§ REQUEST:
For the data that follows, report how many lines contain the word "content", and nothing else.

§ DATA FOR PROCESSING:
'''

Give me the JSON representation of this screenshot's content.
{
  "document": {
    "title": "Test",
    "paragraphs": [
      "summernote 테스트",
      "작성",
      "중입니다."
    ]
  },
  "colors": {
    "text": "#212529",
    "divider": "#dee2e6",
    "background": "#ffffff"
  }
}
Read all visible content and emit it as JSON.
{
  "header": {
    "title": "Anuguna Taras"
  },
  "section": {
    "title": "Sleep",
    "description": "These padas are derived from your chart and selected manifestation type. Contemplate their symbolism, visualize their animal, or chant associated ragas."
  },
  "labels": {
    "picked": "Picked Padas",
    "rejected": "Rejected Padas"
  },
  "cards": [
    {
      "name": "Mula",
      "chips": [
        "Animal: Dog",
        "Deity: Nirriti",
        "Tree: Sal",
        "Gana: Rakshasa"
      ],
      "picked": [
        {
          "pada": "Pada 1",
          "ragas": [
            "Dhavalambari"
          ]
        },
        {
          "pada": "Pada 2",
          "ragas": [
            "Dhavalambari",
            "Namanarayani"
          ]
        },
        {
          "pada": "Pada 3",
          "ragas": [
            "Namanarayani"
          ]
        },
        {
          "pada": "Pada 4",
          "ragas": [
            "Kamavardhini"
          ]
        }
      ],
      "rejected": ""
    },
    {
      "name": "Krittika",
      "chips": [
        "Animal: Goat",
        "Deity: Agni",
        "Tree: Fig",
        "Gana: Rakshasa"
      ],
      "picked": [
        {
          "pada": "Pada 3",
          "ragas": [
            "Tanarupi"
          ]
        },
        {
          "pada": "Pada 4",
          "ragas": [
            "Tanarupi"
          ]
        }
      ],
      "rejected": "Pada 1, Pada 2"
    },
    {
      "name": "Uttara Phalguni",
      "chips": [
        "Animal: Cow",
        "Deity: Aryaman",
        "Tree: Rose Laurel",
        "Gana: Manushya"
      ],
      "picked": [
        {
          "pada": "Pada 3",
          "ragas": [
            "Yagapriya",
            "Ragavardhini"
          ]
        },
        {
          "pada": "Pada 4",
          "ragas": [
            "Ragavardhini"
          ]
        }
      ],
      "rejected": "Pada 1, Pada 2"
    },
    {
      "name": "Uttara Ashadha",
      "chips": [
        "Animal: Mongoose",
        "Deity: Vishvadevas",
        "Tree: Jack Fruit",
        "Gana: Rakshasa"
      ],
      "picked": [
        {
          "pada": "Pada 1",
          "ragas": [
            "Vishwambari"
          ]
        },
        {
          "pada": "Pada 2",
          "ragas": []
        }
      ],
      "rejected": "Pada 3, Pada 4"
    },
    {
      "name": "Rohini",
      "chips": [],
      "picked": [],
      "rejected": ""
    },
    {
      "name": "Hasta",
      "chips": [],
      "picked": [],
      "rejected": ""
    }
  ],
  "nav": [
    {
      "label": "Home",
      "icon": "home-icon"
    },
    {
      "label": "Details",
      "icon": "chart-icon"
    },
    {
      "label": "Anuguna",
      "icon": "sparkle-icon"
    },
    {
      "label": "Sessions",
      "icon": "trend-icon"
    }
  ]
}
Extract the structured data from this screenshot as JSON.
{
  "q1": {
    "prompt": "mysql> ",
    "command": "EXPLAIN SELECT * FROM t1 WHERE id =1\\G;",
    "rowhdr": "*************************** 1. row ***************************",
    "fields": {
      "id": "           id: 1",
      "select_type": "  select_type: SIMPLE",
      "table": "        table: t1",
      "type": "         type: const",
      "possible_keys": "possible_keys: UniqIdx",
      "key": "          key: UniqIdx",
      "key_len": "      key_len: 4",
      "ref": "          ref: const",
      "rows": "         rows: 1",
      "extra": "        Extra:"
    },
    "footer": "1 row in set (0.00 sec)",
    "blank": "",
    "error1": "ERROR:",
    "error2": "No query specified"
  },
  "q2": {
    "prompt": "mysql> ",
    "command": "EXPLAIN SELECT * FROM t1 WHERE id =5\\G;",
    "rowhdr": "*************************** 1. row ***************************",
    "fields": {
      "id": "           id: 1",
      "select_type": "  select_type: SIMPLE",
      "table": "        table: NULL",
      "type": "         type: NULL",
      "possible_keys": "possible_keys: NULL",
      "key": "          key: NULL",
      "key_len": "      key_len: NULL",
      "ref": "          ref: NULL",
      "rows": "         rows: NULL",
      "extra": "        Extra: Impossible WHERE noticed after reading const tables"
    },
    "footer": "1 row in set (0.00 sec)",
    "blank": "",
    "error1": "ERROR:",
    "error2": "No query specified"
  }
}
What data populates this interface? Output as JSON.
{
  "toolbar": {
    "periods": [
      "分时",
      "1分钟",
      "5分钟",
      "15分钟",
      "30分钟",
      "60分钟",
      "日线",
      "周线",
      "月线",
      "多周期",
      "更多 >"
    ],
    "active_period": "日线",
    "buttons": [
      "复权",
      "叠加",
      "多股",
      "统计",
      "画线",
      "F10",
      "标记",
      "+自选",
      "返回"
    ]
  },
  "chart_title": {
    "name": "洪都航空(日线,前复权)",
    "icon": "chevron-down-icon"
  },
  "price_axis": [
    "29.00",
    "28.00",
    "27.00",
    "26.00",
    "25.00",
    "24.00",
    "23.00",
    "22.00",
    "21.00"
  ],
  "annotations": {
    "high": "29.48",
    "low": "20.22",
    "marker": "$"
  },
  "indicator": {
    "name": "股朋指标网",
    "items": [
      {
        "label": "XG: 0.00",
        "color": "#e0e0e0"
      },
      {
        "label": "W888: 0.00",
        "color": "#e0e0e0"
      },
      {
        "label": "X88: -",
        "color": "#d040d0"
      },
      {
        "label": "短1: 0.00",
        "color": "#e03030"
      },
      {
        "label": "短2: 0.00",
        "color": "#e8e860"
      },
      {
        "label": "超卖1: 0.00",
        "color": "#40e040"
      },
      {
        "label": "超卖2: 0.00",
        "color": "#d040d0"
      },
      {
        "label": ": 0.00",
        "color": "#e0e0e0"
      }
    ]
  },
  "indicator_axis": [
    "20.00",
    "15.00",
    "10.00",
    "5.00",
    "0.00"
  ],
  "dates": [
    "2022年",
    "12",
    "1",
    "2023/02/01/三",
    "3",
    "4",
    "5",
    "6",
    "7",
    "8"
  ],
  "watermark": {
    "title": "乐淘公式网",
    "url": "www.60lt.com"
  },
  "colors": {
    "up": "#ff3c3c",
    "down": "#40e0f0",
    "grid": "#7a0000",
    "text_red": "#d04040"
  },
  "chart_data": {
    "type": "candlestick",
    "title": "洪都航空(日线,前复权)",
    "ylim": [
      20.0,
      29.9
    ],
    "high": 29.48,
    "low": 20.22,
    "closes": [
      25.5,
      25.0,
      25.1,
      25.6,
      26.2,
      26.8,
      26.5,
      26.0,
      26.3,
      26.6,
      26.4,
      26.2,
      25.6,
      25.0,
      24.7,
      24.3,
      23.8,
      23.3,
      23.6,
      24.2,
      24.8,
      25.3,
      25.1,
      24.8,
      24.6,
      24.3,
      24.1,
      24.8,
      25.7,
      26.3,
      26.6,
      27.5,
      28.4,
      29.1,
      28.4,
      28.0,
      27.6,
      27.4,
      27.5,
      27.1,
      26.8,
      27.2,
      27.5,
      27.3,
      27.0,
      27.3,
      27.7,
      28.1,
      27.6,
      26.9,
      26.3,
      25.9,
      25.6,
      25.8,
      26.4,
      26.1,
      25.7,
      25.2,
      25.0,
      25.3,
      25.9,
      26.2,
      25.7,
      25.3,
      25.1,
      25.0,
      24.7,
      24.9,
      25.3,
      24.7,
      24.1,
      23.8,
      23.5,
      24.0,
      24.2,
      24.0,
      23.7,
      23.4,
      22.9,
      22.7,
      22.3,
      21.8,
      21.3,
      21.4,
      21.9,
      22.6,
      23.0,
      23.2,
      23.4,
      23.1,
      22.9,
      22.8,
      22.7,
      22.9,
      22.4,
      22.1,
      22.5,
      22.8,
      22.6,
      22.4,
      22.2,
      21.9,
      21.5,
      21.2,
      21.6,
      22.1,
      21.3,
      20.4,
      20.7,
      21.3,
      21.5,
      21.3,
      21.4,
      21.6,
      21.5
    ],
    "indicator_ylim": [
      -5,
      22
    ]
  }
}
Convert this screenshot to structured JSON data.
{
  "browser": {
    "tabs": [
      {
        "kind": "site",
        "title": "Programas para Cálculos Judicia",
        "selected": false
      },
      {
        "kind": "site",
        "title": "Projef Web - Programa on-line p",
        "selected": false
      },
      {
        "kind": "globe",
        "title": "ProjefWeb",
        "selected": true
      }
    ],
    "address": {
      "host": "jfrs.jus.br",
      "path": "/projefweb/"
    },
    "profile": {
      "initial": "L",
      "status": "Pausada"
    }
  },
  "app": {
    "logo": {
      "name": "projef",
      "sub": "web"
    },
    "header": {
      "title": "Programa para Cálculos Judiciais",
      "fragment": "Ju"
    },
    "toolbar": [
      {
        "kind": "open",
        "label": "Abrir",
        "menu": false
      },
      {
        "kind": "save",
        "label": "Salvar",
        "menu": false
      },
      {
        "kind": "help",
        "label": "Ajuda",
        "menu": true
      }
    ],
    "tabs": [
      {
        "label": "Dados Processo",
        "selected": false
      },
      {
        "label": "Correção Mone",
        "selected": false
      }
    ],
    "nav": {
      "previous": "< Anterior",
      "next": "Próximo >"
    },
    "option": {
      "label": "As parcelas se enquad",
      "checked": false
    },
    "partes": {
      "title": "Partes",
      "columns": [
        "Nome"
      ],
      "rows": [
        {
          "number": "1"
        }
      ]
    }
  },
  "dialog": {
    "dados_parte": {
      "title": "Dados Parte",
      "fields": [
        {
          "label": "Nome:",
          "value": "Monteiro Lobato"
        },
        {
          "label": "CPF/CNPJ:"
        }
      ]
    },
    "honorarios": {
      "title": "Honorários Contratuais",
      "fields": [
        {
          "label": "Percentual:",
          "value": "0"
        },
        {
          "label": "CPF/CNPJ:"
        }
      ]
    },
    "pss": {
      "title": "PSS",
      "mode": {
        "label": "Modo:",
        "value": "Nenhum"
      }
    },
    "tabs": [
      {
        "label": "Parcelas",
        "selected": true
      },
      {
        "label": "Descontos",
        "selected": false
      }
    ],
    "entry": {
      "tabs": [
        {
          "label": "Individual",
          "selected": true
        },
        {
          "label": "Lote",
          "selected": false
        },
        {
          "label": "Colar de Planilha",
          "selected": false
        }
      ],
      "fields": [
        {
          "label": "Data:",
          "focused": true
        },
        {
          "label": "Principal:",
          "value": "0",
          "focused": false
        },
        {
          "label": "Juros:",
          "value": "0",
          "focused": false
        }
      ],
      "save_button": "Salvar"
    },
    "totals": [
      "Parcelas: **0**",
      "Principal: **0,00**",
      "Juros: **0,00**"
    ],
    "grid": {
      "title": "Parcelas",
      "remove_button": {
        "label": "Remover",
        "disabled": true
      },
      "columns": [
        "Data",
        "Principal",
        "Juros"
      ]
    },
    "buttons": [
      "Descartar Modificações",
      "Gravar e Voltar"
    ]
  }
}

'''

§ COMPLETED TASK:
2